→ **WORK INSTRUCTIONS**
From the listing below, copy every line with the word "montmorillonite".

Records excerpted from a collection
[Start]

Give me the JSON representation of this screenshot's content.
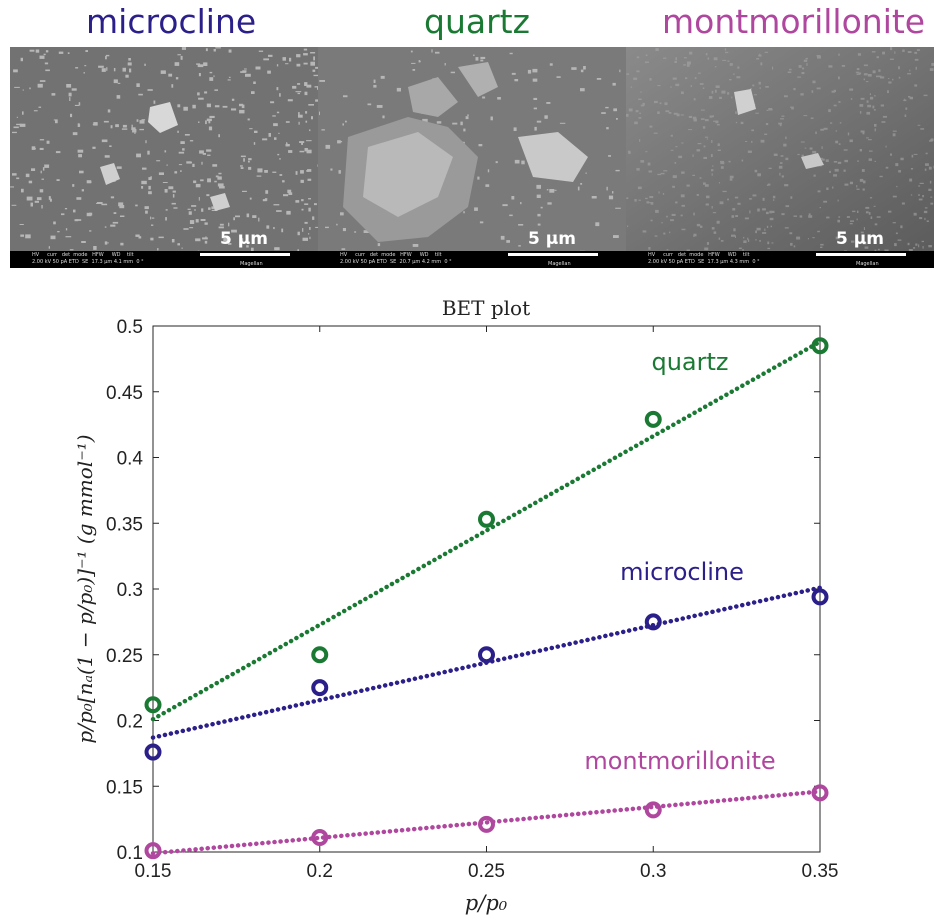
{
  "panels": [
    {
      "name": "microcline",
      "color": "#2b1f8a",
      "scale_bar": "5 µm",
      "info": "HV     curr   det  mode   HFW     WD    tilt\n2.00 kV 50 pA ETD  SE  17.3 µm 4.1 mm  0 °",
      "mag": "Magellan"
    },
    {
      "name": "quartz",
      "color": "#1a7a33",
      "scale_bar": "5 µm",
      "info": "HV     curr   det  mode   HFW     WD    tilt\n2.00 kV 50 pA ETD  SE  20.7 µm 4.2 mm  0 °",
      "mag": "Magellan"
    },
    {
      "name": "montmorillonite",
      "color": "#b0479f",
      "scale_bar": "5 µm",
      "info": "HV     curr   det  mode   HFW     WD    tilt\n2.00 kV 50 pA ETD  SE  17.3 µm 4.3 mm  0 °",
      "mag": "Magellan"
    }
  ],
  "chart_data": {
    "type": "scatter",
    "title": "BET plot",
    "xlabel": "p/p₀",
    "ylabel": "p/p₀[nₐ(1 − p/p₀)]⁻¹ (g mmol⁻¹)",
    "xlim": [
      0.15,
      0.35
    ],
    "ylim": [
      0.1,
      0.5
    ],
    "xticks": [
      "0.15",
      "0.2",
      "0.25",
      "0.3",
      "0.35"
    ],
    "yticks": [
      "0.1",
      "0.15",
      "0.2",
      "0.25",
      "0.3",
      "0.35",
      "0.4",
      "0.45",
      "0.5"
    ],
    "grid": false,
    "legend": "none",
    "series": [
      {
        "name": "quartz",
        "color": "#1a7a33",
        "x": [
          0.15,
          0.2,
          0.25,
          0.3,
          0.35
        ],
        "y": [
          0.212,
          0.25,
          0.353,
          0.429,
          0.485
        ],
        "fit": [
          [
            0.15,
            0.201
          ],
          [
            0.35,
            0.488
          ]
        ]
      },
      {
        "name": "microcline",
        "color": "#2b1f8a",
        "x": [
          0.15,
          0.2,
          0.25,
          0.3,
          0.35
        ],
        "y": [
          0.176,
          0.225,
          0.25,
          0.275,
          0.294
        ],
        "fit": [
          [
            0.15,
            0.187
          ],
          [
            0.35,
            0.301
          ]
        ]
      },
      {
        "name": "montmorillonite",
        "color": "#b0479f",
        "x": [
          0.15,
          0.2,
          0.25,
          0.3,
          0.35
        ],
        "y": [
          0.101,
          0.111,
          0.121,
          0.132,
          0.145
        ],
        "fit": [
          [
            0.15,
            0.099
          ],
          [
            0.35,
            0.146
          ]
        ]
      }
    ]
  }
}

[End]

→ **OUTPUT OF THE EXERCISE**
      "name": "montmorillonite",
        "name": "montmorillonite",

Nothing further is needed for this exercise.